◆ **Goal**
Show each line from the listing that includes the word "panel".

◆ **Records for this task**
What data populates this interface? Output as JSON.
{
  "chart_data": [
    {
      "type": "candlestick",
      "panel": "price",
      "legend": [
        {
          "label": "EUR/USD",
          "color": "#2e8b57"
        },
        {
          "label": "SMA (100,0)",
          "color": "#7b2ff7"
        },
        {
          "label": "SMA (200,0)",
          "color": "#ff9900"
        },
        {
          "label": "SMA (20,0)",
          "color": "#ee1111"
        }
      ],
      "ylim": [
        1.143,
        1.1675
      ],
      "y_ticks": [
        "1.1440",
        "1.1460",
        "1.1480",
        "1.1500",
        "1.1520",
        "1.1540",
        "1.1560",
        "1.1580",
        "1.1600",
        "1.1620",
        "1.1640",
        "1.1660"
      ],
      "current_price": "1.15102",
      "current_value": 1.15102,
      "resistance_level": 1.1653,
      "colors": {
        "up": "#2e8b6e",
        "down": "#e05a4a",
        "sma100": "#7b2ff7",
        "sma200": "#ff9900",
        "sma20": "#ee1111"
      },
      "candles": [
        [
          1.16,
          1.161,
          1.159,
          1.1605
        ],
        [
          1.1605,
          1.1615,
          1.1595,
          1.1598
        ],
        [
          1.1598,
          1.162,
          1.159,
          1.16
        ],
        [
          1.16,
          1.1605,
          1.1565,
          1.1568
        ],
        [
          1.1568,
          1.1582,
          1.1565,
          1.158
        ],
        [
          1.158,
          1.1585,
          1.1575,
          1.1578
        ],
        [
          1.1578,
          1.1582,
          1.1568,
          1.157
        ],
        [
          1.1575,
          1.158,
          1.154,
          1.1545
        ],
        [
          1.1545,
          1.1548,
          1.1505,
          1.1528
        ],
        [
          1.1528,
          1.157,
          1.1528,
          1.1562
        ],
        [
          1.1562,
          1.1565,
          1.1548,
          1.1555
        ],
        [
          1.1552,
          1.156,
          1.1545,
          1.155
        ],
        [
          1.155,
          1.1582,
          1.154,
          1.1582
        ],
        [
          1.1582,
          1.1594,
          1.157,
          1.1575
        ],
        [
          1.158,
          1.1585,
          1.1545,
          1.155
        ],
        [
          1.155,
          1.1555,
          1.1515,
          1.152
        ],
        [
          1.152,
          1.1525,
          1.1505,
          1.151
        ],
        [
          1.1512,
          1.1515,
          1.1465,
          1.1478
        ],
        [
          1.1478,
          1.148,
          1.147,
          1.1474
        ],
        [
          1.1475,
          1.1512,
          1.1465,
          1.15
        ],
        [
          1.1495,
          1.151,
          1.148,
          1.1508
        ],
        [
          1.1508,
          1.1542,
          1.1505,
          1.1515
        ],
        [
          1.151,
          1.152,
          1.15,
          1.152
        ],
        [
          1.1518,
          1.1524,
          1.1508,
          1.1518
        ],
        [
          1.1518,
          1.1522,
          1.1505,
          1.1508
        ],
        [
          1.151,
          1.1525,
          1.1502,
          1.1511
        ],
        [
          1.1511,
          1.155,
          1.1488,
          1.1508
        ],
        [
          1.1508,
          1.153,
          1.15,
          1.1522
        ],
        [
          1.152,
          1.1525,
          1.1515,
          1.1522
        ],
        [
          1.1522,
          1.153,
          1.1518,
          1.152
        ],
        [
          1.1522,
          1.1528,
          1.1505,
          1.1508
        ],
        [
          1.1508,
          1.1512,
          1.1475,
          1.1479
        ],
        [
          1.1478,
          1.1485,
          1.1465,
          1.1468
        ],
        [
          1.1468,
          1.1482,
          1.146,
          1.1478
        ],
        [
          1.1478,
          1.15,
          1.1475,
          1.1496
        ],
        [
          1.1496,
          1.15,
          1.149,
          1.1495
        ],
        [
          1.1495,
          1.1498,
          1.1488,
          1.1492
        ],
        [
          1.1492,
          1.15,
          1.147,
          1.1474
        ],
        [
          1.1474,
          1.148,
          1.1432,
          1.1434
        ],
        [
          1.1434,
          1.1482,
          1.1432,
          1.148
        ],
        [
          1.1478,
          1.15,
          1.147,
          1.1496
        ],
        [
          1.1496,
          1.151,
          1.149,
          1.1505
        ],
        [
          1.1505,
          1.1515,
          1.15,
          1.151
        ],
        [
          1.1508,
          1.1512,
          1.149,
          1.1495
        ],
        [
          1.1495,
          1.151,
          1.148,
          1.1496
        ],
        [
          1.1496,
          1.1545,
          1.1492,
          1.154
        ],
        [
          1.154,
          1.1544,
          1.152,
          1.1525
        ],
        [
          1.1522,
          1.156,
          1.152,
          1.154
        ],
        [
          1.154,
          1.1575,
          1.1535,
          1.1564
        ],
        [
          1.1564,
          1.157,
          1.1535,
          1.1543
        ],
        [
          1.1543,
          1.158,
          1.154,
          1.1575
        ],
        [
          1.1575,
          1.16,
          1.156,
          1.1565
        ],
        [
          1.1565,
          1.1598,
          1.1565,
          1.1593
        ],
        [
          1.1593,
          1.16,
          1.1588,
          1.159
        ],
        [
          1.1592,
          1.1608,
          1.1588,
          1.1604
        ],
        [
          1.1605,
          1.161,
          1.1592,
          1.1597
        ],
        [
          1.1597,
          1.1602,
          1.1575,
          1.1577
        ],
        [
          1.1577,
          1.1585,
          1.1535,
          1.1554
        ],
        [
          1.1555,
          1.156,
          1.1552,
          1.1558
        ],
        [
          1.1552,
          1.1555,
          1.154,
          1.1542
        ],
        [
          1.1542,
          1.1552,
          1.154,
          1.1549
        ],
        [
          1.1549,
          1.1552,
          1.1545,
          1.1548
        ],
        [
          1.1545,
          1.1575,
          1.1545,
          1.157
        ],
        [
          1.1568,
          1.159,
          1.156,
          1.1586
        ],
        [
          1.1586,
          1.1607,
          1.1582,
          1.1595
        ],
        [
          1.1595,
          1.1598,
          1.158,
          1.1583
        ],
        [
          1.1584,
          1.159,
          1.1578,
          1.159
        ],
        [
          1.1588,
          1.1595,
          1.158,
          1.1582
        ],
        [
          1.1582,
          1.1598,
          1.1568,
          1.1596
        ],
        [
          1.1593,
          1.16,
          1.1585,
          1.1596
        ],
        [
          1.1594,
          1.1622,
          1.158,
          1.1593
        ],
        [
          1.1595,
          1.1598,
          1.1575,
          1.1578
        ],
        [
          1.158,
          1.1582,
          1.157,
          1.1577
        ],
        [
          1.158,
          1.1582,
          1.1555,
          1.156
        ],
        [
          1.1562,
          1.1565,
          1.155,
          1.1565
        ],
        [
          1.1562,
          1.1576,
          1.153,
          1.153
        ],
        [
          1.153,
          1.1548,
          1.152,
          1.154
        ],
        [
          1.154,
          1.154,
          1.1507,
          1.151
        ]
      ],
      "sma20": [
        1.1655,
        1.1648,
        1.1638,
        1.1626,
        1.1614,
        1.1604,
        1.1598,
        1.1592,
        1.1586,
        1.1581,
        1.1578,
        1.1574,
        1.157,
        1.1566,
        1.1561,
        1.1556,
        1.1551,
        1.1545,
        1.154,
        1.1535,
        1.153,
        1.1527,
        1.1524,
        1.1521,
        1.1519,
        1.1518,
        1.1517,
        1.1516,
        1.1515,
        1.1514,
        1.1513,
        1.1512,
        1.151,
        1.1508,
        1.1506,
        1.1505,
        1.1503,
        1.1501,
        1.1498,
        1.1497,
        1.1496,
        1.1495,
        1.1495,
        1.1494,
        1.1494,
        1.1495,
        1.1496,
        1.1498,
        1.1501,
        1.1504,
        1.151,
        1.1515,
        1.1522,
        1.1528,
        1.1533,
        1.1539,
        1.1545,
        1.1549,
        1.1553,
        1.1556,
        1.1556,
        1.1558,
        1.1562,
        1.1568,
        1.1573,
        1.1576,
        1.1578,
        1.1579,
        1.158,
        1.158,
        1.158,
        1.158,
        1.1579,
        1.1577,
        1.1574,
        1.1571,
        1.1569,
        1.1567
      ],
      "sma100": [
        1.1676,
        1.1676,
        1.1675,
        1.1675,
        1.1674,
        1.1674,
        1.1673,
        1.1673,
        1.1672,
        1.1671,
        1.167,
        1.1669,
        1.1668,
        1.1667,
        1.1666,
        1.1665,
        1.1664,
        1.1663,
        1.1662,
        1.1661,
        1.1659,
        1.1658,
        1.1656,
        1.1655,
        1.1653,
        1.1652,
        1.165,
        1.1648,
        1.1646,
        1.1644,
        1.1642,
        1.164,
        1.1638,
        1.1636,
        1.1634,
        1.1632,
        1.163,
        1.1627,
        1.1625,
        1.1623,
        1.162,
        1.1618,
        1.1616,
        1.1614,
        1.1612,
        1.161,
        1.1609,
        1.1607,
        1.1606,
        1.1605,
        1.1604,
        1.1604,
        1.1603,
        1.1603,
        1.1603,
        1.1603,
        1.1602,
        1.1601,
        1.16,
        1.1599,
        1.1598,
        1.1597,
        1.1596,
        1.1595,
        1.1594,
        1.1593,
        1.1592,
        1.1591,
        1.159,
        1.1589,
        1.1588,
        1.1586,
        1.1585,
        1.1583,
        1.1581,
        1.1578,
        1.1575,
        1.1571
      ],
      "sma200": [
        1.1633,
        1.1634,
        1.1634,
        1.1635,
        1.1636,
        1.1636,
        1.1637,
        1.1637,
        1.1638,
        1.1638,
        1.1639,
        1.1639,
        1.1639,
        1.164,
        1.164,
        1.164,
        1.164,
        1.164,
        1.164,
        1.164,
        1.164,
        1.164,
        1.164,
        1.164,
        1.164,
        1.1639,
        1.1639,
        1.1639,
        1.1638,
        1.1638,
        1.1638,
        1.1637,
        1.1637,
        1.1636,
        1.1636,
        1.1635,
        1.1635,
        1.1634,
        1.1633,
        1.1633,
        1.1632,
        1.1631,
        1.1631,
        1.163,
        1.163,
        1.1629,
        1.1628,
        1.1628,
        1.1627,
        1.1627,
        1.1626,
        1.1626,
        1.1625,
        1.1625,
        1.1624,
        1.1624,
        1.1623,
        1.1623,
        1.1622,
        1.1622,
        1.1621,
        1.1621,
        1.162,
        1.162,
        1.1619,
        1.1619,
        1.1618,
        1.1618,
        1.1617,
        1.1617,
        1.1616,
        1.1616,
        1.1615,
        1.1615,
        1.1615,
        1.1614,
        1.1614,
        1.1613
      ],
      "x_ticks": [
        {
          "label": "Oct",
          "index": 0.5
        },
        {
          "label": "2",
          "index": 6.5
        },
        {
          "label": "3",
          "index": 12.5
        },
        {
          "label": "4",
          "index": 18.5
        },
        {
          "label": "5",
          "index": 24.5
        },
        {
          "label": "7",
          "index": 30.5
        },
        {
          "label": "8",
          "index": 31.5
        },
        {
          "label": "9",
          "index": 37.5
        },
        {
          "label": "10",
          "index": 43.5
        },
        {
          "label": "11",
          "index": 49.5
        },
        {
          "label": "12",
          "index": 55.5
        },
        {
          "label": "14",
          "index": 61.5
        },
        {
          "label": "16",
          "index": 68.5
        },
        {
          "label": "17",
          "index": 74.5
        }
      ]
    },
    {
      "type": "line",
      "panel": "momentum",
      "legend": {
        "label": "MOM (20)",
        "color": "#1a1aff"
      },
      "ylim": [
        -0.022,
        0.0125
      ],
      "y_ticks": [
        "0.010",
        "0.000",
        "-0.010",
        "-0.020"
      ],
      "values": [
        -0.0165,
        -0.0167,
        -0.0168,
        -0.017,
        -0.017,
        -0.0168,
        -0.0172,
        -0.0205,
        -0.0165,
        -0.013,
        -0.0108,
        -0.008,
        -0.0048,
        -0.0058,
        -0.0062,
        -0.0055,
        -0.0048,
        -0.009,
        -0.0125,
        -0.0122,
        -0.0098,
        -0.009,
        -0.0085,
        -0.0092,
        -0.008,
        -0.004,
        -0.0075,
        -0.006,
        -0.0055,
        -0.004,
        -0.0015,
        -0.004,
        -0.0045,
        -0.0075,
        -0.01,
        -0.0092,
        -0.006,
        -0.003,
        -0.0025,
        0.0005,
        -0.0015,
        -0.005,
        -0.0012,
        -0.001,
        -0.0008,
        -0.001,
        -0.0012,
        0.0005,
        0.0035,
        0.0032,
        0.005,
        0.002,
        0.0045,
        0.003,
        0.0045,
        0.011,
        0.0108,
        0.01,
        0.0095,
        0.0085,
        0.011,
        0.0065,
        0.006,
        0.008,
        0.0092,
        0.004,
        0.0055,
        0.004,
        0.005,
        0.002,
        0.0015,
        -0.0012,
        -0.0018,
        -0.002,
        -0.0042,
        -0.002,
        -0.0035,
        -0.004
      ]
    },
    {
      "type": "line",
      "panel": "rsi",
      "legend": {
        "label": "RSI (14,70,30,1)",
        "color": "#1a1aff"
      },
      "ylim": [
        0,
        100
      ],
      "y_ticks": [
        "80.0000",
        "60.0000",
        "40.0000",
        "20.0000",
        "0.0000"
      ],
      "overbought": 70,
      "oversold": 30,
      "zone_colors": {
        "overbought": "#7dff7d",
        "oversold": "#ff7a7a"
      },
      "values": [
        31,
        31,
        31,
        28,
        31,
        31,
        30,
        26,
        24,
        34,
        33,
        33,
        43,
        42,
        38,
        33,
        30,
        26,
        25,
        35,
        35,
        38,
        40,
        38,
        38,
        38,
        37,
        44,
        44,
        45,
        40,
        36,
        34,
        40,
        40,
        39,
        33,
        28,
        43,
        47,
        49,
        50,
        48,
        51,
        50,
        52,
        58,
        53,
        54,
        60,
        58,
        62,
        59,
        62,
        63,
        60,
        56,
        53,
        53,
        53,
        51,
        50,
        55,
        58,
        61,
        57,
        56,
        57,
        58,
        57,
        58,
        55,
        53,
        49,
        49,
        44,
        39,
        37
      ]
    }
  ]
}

◆ **Solution to the exercise**
      "panel": "price",
      "panel": "momentum",
      "panel": "rsi",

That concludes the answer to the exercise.